→ WHAT YOU SHOULD DO
In the entries below, find every line with "document" and copy it.
====================
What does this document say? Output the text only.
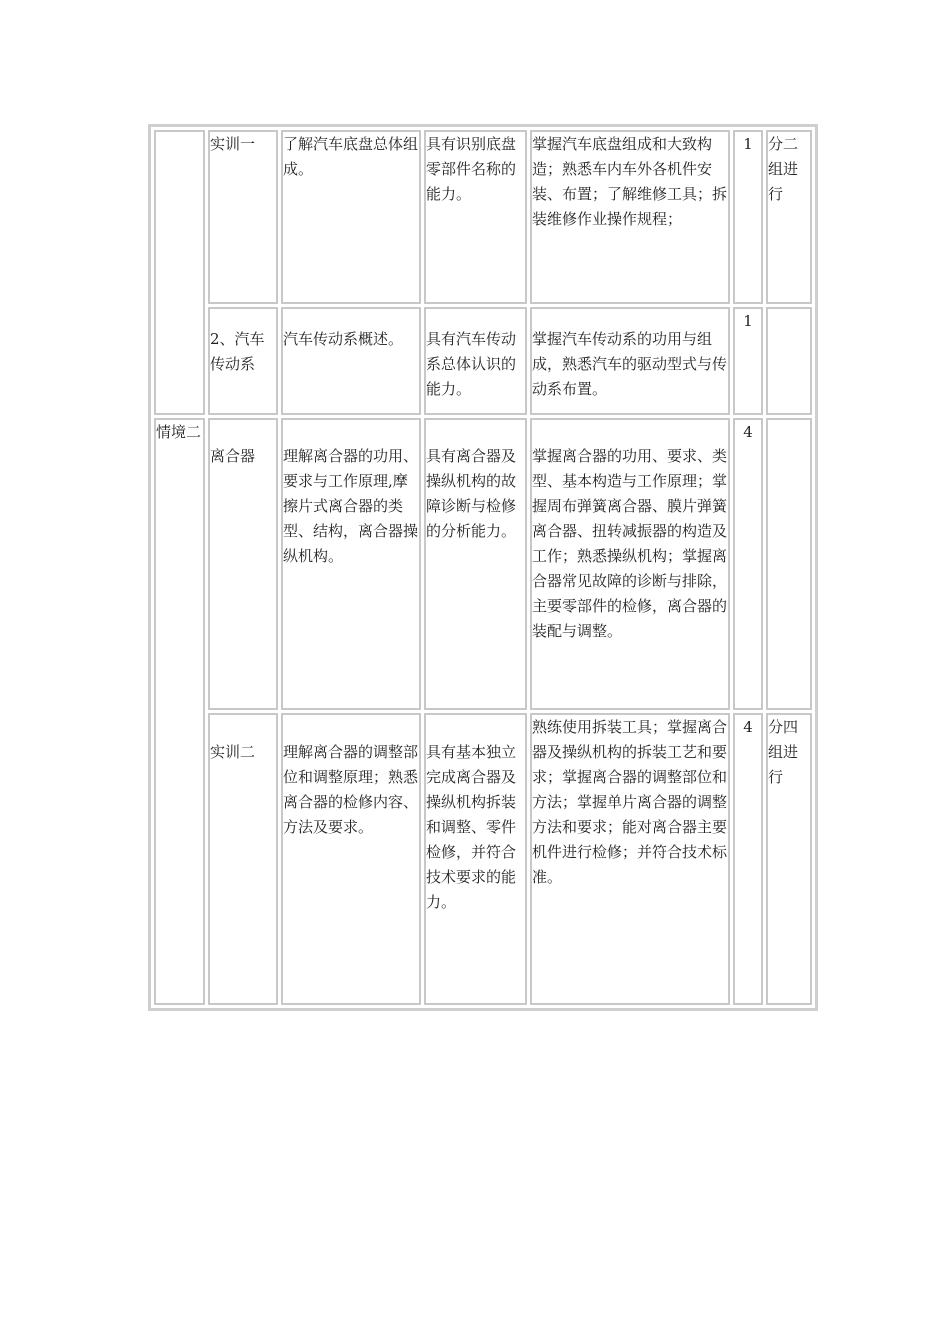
	实训一	了解汽车底盘总体组成。	具有识别底盘零部件名称的能力。	掌握汽车底盘组成和大致构造；熟悉车内车外各机件安装、布置；了解维修工具；拆装维修作业操作规程；	1	分二组进行
	2、汽车传动系	汽车传动系概述。	具有汽车传动系总体认识的能力。	掌握汽车传动系的功用与组成，熟悉汽车的驱动型式与传动系布置。	1	
情境二	离合器	理解离合器的功用、要求与工作原理,摩擦片式离合器的类型、结构，离合器操纵机构。	具有离合器及操纵机构的故障诊断与检修的分析能力。	掌握离合器的功用、要求、类型、基本构造与工作原理；掌握周布弹簧离合器、膜片弹簧离合器、扭转减振器的构造及工作；熟悉操纵机构；掌握离合器常见故障的诊断与排除，主要零部件的检修，离合器的装配与调整。	4	
	实训二	理解离合器的调整部位和调整原理；熟悉离合器的检修内容、方法及要求。	具有基本独立完成离合器及操纵机构拆装和调整、零件检修，并符合技术要求的能力。	熟练使用拆装工具；掌握离合器及操纵机构的拆装工艺和要求；掌握离合器的调整部位和方法；掌握单片离合器的调整方法和要求；能对离合器主要机件进行检修；并符合技术标准。	4	分四组进行
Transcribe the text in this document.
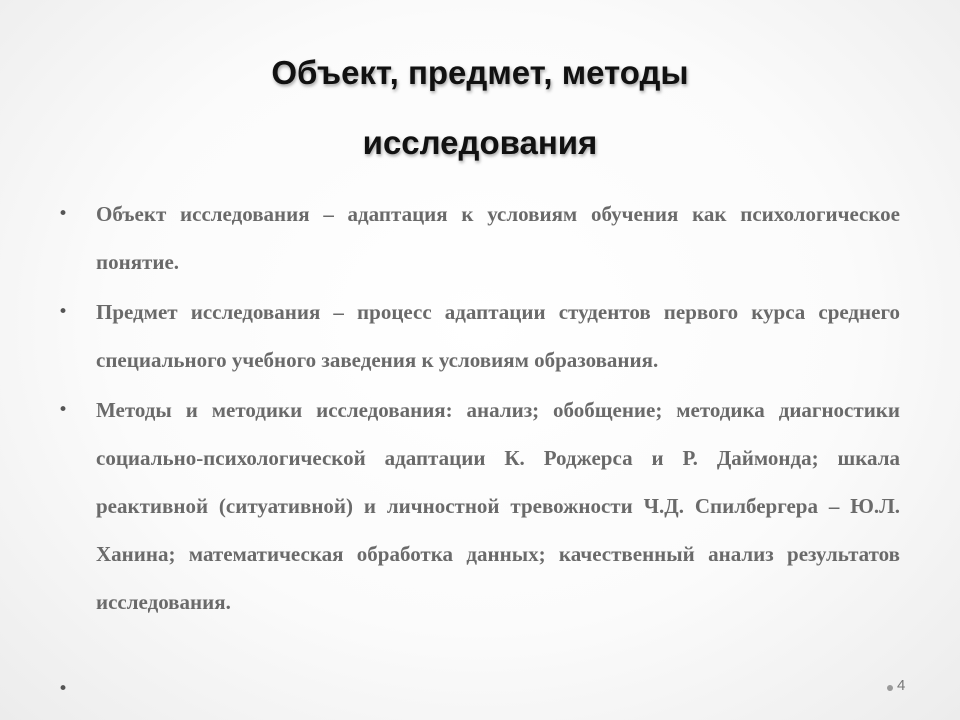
Объект, предмет, методы
исследования
• Объект исследования – адаптация к условиям обучения как психологическое понятие.
• Предмет исследования – процесс адаптации студентов первого курса среднего специального учебного заведения к условиям образования.
• Методы и методики исследования: анализ; обобщение; методика диагностики социально-психологической адаптации К. Роджерса и Р. Даймонда; шкала реактивной (ситуативной) и личностной тревожности Ч.Д. Спилбергера – Ю.Л. Ханина; математическая обработка данных; качественный анализ результатов исследования.
•	4
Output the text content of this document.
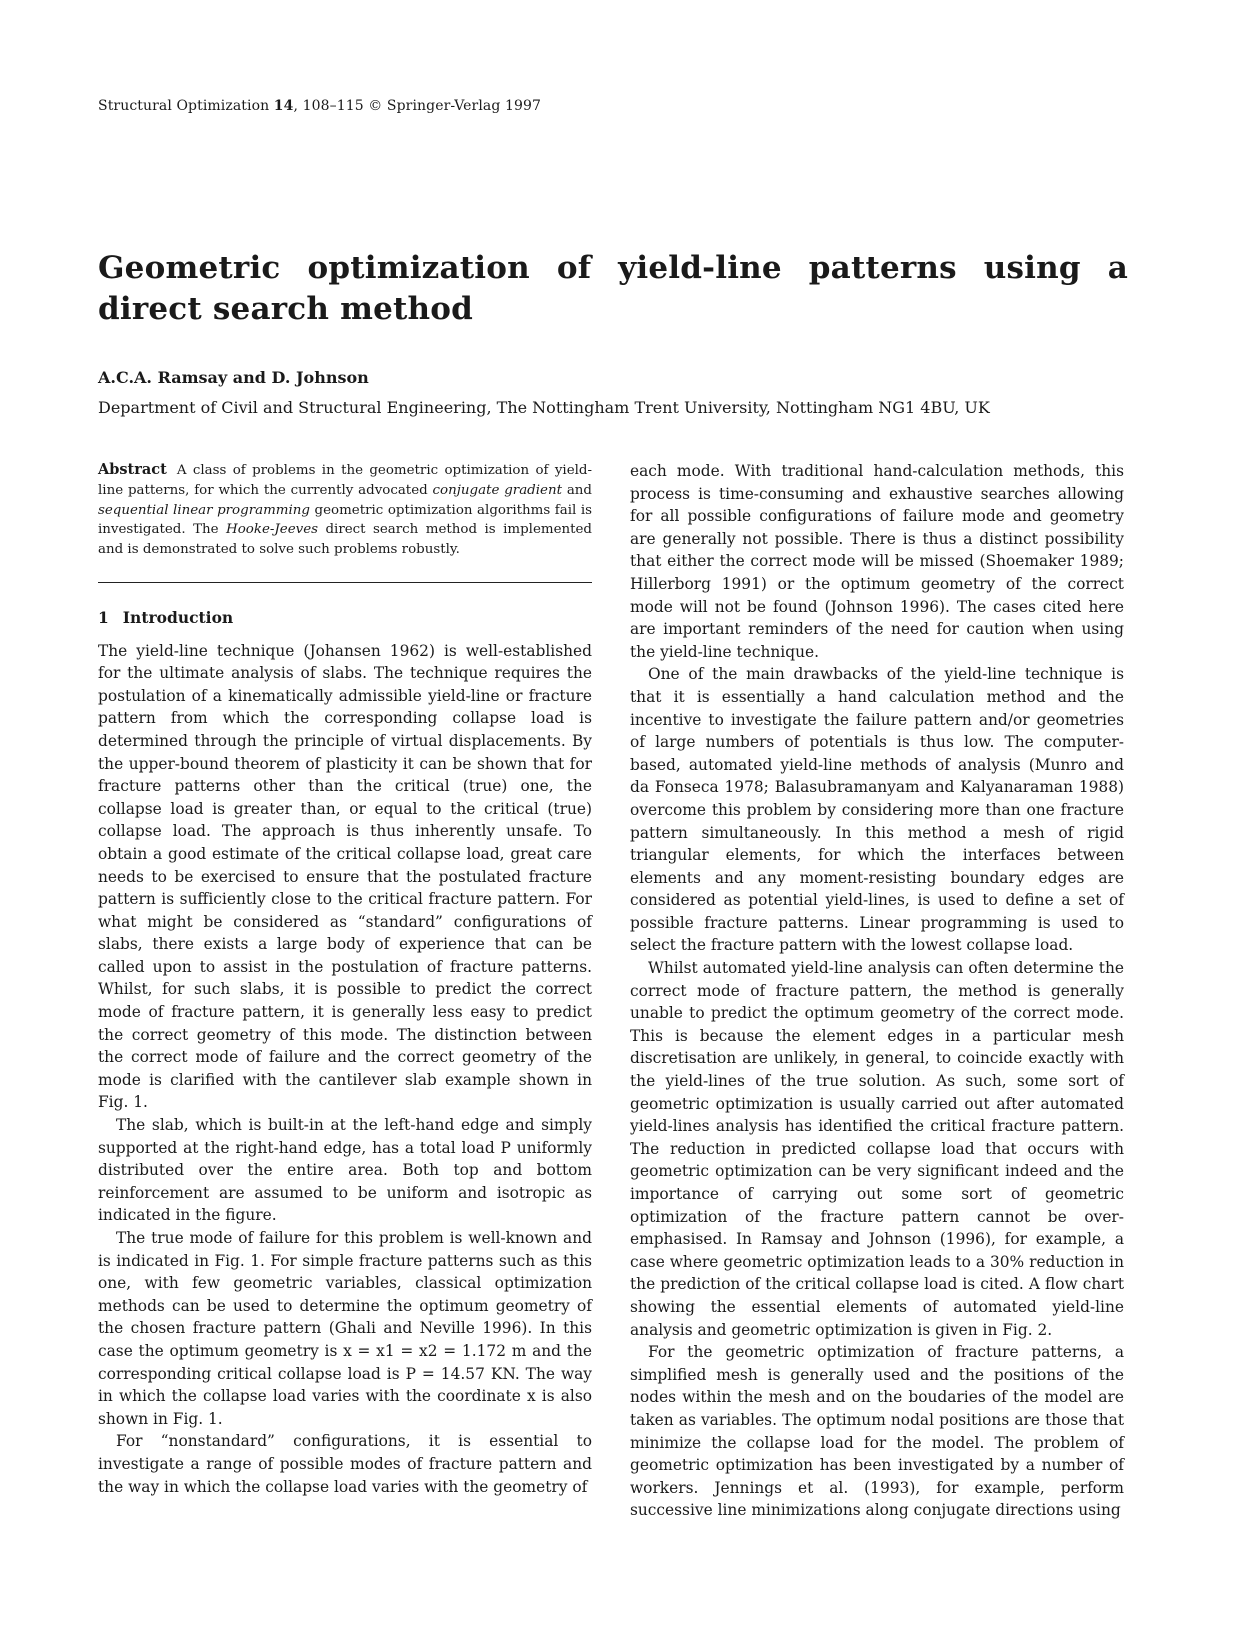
Structural Optimization 14, 108–115 © Springer-Verlag 1997
Geometric optimization of yield-line patterns using a direct search method
A.C.A. Ramsay and D. Johnson
Department of Civil and Structural Engineering, The Nottingham Trent University, Nottingham NG1 4BU, UK

Abstract A class of problems in the geometric optimization of yield-line patterns, for which the currently advocated conjugate gradient and sequential linear programming geometric optimization algorithms fail is investigated. The Hooke-Jeeves direct search method is implemented and is demonstrated to solve such problems robustly.

1 Introduction

The yield-line technique (Johansen 1962) is well-established for the ultimate analysis of slabs. The technique requires the postulation of a kinematically admissible yield-line or fracture pattern from which the corresponding collapse load is determined through the principle of virtual displacements. By the upper-bound theorem of plasticity it can be shown that for fracture patterns other than the critical (true) one, the collapse load is greater than, or equal to the critical (true) collapse load. The approach is thus inherently unsafe. To obtain a good estimate of the critical collapse load, great care needs to be exercised to ensure that the postulated fracture pattern is sufficiently close to the critical fracture pattern. For what might be considered as “standard” configurations of slabs, there exists a large body of experience that can be called upon to assist in the postulation of fracture patterns. Whilst, for such slabs, it is possible to predict the correct mode of fracture pattern, it is generally less easy to predict the correct geometry of this mode. The distinction between the correct mode of failure and the correct geometry of the mode is clarified with the cantilever slab example shown in Fig. 1.

The slab, which is built-in at the left-hand edge and simply supported at the right-hand edge, has a total load P uniformly distributed over the entire area. Both top and bottom reinforcement are assumed to be uniform and isotropic as indicated in the figure.

The true mode of failure for this problem is well-known and is indicated in Fig. 1. For simple fracture patterns such as this one, with few geometric variables, classical optimization methods can be used to determine the optimum geometry of the chosen fracture pattern (Ghali and Neville 1996). In this case the optimum geometry is x = x1 = x2 = 1.172 m and the corresponding critical collapse load is P = 14.57 KN. The way in which the collapse load varies with the coordinate x is also shown in Fig. 1.

For “nonstandard” configurations, it is essential to investigate a range of possible modes of fracture pattern and the way in which the collapse load varies with the geometry of

each mode. With traditional hand-calculation methods, this process is time-consuming and exhaustive searches allowing for all possible configurations of failure mode and geometry are generally not possible. There is thus a distinct possibility that either the correct mode will be missed (Shoemaker 1989; Hillerborg 1991) or the optimum geometry of the correct mode will not be found (Johnson 1996). The cases cited here are important reminders of the need for caution when using the yield-line technique.

One of the main drawbacks of the yield-line technique is that it is essentially a hand calculation method and the incentive to investigate the failure pattern and/or geometries of large numbers of potentials is thus low. The computer-based, automated yield-line methods of analysis (Munro and da Fonseca 1978; Balasubramanyam and Kalyanaraman 1988) overcome this problem by considering more than one fracture pattern simultaneously. In this method a mesh of rigid triangular elements, for which the interfaces between elements and any moment-resisting boundary edges are considered as potential yield-lines, is used to define a set of possible fracture patterns. Linear programming is used to select the fracture pattern with the lowest collapse load.

Whilst automated yield-line analysis can often determine the correct mode of fracture pattern, the method is generally unable to predict the optimum geometry of the correct mode. This is because the element edges in a particular mesh discretisation are unlikely, in general, to coincide exactly with the yield-lines of the true solution. As such, some sort of geometric optimization is usually carried out after automated yield-lines analysis has identified the critical fracture pattern. The reduction in predicted collapse load that occurs with geometric optimization can be very significant indeed and the importance of carrying out some sort of geometric optimization of the fracture pattern cannot be over-emphasised. In Ramsay and Johnson (1996), for example, a case where geometric optimization leads to a 30% reduction in the prediction of the critical collapse load is cited. A flow chart showing the essential elements of automated yield-line analysis and geometric optimization is given in Fig. 2.

For the geometric optimization of fracture patterns, a simplified mesh is generally used and the positions of the nodes within the mesh and on the boudaries of the model are taken as variables. The optimum nodal positions are those that minimize the collapse load for the model. The problem of geometric optimization has been investigated by a number of workers. Jennings et al. (1993), for example, perform successive line minimizations along conjugate directions using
====================
→ RESPONSE
What does this document say? Output the text only.
Transcribe the text in this document.
Output the text content of this document.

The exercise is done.